• [Selected text]
###
Book Review: The Story of My Teeth
As you read Valeria Luiselli’s The Story of My Teeth, you might find yourself laughing, or gagging, or rolling your eyes. This unclassifiable book tells of the life of Gustavo “Highway” Sánchez Sánchez, the self-proclaimed best auctioneer in the world, and a great collector of teeth and their stories. In the first lines of the book Highway declares that he can impersonate Janis Joplin after two drinks, count to eight in Japanese, and float on his back; then he asserts that the book is actually a treatise about collectibles and radical recycling. Is this a joke? Of course it is, a preposterous, rambunctious, postmodern, pastiche-like kind of joke. And a very funny one.
The book was first conceived as the text for a contemporary art catalogue for the Jumex Collection, possibly the largest private collection of contemporary art in Mexico and Latin America. But also part of Jumex is a juice plant in the industrial town of Ecatepec, just outside Mexico City, and the Luiselli writes that the catalogue morphed into a book about a character from that town to be read by the workers of the factory.
The novel probably amused the juice factory workers by making fun of every imaginable character in Mexico (including Luiselli and her husband, the Mexican writer Álvaro Enrigue). The book might also have been an attempt to “carnivalize” the world, to turn it upside down by gently ridiculing the tastes in art of the owners and visitors of the Jumex collection (teeth, cranes, sharks in formaldehyde, anyone?). Now the rest of the world can be likewise charmed.
###
• [Entries shown]
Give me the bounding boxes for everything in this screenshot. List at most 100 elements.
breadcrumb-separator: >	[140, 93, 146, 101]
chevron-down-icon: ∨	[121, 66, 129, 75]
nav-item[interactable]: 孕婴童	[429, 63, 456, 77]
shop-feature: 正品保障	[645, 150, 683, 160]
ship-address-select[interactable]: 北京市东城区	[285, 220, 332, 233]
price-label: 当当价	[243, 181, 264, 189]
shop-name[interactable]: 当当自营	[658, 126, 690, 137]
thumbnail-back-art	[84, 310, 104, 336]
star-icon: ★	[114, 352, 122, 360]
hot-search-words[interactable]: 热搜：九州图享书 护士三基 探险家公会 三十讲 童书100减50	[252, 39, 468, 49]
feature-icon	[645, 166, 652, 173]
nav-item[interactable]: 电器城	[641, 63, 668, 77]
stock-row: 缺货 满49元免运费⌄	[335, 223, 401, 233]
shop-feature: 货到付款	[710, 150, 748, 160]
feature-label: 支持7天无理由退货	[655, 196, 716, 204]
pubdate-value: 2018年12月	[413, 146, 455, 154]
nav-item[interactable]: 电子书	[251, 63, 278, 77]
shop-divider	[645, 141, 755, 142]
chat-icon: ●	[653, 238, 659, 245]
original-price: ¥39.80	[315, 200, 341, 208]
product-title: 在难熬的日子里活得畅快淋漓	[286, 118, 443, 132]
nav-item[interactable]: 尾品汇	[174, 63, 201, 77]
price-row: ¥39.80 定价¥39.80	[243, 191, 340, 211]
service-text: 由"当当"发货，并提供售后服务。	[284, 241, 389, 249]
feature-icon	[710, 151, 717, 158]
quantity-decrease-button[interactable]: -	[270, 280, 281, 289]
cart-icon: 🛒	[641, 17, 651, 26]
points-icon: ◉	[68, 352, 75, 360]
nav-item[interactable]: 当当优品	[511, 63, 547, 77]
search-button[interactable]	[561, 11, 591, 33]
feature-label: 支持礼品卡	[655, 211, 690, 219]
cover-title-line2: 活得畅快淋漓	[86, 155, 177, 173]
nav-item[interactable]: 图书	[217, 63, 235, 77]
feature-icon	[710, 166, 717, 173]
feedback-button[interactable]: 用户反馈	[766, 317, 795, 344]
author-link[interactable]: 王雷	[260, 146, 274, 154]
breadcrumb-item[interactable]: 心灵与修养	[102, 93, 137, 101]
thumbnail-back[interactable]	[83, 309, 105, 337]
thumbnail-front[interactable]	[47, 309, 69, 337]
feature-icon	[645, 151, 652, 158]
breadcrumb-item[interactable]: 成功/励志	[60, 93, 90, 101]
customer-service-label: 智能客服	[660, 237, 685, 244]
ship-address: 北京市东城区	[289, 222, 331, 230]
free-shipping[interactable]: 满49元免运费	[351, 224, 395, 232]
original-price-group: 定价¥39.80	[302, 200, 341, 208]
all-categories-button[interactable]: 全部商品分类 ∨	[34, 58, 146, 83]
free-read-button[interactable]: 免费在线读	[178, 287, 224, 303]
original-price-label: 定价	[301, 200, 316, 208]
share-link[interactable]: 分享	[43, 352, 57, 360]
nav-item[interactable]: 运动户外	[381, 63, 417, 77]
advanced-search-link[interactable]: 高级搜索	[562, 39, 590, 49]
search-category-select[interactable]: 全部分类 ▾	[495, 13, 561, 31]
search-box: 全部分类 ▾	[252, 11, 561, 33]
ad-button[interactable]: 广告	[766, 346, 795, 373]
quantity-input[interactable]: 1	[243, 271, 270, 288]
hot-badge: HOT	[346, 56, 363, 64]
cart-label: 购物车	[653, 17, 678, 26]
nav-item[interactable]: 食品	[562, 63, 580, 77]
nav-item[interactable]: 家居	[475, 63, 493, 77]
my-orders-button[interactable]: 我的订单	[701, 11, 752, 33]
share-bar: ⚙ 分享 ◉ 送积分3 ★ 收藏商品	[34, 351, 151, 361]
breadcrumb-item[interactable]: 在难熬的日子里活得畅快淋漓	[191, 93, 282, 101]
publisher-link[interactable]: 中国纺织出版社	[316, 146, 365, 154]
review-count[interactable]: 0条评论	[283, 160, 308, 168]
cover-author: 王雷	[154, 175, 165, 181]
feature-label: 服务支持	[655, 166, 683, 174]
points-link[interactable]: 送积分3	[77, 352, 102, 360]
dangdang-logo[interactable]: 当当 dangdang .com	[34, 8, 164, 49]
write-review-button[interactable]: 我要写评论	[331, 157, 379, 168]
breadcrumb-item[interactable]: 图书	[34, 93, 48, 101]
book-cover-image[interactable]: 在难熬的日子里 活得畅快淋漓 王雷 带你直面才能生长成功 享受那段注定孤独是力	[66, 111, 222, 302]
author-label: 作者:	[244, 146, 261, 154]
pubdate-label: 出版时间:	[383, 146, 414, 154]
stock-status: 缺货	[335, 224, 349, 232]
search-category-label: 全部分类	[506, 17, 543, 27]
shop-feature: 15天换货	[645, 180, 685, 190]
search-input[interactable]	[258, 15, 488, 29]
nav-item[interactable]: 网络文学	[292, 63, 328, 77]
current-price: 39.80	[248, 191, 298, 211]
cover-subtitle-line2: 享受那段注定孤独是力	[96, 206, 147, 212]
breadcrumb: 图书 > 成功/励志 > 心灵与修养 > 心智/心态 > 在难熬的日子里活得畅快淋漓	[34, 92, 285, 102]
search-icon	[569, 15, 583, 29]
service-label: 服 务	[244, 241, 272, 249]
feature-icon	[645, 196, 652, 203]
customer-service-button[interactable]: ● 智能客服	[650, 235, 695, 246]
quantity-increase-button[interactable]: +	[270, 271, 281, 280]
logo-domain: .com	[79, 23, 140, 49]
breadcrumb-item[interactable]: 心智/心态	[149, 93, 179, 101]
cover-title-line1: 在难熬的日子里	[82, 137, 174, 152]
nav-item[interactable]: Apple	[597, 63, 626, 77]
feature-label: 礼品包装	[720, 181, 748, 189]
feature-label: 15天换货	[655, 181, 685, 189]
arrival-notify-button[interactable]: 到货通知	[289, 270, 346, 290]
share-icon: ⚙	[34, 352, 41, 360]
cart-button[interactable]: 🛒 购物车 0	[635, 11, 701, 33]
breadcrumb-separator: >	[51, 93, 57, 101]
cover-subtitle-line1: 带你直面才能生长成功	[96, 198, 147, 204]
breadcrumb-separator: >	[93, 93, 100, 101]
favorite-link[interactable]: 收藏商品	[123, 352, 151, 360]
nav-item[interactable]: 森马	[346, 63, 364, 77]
###
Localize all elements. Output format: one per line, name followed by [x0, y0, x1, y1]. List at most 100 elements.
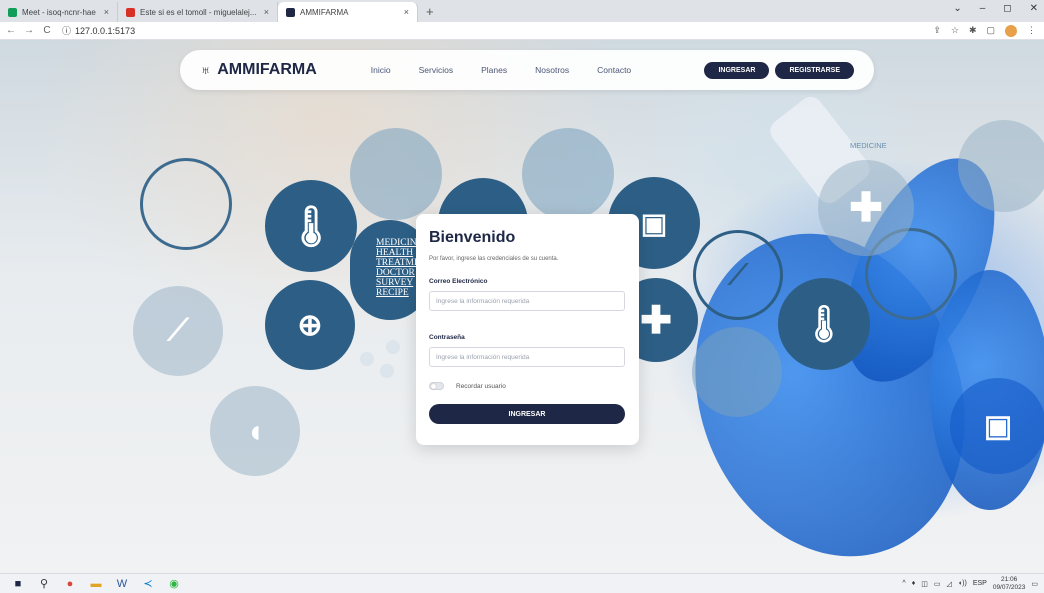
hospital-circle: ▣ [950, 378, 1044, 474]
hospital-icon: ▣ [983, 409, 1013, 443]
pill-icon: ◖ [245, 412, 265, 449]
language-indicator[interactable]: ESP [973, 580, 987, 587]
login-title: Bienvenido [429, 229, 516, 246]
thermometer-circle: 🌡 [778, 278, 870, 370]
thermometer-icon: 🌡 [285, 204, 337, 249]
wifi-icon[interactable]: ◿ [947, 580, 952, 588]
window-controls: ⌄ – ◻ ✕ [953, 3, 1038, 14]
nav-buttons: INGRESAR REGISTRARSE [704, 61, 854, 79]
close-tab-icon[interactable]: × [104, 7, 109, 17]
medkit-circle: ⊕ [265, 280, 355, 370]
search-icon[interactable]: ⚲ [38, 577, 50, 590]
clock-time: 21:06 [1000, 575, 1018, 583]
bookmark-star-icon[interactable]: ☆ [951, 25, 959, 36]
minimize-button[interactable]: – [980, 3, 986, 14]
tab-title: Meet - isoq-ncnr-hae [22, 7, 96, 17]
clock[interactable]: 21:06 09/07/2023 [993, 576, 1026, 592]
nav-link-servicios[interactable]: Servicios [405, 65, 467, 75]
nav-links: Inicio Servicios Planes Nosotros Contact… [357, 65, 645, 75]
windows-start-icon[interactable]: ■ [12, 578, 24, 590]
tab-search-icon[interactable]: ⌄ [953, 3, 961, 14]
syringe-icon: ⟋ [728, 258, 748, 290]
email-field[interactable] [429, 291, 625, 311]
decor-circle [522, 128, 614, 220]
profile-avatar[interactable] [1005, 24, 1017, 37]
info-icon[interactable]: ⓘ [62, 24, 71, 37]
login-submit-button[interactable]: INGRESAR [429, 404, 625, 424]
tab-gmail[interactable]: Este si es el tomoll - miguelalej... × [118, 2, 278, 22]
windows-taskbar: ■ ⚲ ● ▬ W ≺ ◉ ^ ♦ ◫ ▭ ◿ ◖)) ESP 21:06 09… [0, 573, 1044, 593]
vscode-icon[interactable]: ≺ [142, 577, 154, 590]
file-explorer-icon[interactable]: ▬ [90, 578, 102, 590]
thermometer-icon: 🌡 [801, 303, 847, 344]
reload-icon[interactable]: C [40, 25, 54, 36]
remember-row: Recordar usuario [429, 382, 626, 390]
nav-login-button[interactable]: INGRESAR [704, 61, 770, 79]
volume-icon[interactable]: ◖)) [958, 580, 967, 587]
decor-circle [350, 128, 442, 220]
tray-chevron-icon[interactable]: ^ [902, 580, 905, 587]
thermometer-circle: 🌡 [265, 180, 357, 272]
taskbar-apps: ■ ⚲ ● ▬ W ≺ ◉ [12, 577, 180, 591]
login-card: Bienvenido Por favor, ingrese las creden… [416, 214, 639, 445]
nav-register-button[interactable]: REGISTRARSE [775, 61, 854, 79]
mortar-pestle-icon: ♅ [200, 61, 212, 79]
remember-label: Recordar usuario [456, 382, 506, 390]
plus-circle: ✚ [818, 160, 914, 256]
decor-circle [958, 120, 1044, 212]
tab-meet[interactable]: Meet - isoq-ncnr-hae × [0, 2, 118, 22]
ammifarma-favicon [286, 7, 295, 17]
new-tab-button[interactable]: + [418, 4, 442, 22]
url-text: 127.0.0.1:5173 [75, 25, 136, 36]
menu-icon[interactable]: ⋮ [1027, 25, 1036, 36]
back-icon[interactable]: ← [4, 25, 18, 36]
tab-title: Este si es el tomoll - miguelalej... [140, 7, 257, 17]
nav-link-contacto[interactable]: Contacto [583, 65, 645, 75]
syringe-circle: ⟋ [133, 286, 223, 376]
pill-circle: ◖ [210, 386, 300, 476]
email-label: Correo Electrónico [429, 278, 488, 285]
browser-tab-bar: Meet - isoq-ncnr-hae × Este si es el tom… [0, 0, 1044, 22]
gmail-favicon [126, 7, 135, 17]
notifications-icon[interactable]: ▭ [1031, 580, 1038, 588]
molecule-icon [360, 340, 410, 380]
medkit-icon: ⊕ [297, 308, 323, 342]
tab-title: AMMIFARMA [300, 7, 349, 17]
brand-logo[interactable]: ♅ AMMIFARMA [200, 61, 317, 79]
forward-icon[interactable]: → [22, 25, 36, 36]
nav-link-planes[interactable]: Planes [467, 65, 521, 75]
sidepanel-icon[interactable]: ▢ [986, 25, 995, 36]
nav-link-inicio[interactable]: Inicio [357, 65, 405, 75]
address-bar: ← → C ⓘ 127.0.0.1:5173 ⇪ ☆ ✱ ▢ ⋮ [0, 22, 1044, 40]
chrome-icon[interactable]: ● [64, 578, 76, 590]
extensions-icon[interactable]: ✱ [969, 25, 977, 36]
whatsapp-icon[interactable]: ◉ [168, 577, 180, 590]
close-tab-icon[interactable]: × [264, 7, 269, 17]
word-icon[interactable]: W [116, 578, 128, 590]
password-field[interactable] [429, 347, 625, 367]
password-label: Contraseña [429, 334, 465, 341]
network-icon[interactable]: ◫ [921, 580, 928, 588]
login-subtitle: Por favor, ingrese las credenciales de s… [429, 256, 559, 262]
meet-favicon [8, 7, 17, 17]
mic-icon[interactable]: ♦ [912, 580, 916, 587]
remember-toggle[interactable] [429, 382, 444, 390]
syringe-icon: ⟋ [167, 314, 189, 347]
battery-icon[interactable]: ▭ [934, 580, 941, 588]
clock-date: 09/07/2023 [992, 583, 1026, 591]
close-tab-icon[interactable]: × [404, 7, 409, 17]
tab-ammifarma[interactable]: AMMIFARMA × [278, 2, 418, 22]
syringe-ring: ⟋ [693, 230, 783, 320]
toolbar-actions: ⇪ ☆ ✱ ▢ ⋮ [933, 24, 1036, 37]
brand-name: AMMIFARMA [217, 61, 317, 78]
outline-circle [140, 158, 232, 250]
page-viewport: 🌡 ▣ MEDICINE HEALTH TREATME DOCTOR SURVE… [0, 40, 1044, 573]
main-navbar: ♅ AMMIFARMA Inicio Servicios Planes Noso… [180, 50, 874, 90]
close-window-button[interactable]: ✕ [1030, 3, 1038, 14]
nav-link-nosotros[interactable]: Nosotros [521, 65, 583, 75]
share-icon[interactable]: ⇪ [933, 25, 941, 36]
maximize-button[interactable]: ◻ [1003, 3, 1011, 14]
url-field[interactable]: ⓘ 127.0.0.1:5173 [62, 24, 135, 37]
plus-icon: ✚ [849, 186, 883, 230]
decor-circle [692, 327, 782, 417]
###
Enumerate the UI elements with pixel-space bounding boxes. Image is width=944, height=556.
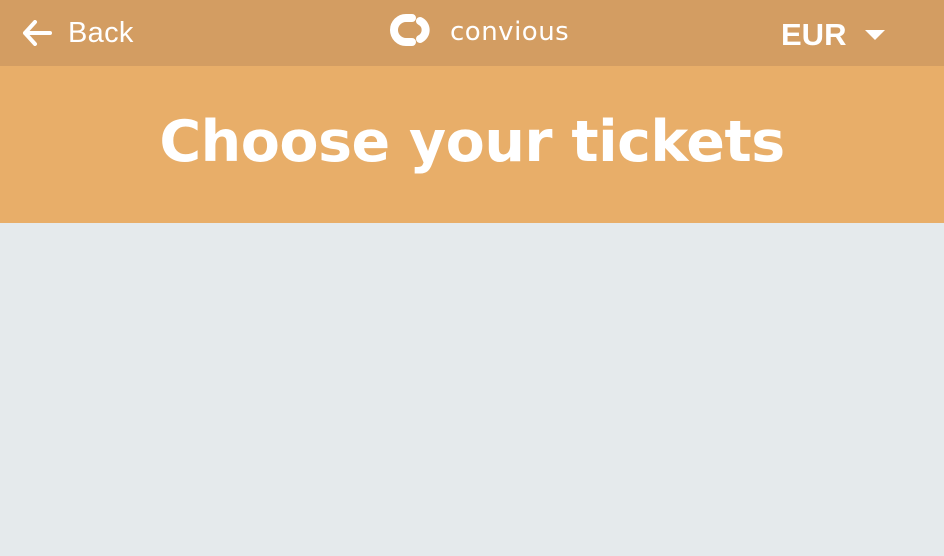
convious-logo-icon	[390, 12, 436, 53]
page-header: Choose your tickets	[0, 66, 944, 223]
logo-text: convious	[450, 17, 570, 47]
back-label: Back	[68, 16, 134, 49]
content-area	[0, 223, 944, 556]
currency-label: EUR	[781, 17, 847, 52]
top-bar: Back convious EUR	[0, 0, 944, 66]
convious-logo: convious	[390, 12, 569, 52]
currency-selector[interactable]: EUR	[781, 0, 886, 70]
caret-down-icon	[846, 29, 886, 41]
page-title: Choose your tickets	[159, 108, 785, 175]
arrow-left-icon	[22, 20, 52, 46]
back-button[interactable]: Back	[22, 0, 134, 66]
###
• [Required task A] Print the stretch of the book review from "The novel probably" through "be likewise charmed." word for word.
• [Required task B] Proceed with the review of The Story of My Teeth, picking up right after its final sentence.

• [Expected answer A]
The novel probably amused the juice factory workers by making fun of every imaginable character in Mexico (including Luiselli and her husband, the Mexican writer Álvaro Enrigue). The book might also have been an attempt to “carnivalize” the world, to turn it upside down by gently ridiculing the tastes in art of the owners and visitors of the Jumex collection (teeth, cranes, sharks in formaldehyde, anyone?). Now the rest of the world can be likewise charmed.

• [Expected answer B]
Highway is a trickster who since childhood has deceived with words, both in auctions and in literature. He swears that he was so ugly that his father made every human effort to get rid of him, unlike his mother, a woman used to accepting failure as a form of destiny. What is an outcast like Highway to do? He first gets a job as a security guard in a juice factory in Ecatepec, a playful homage to Luiselli’s original audience.
Somehow Highway finds himself becoming a contemporary dancer, fathering a boy named Ratzinger, and working as a masseur, as a bike repair guy, and as an ice cream vendor outside a bookstore. Finally he discovers his calling as an auctioneer. That will be his ticket to save money and replace his horrible, crooked teeth.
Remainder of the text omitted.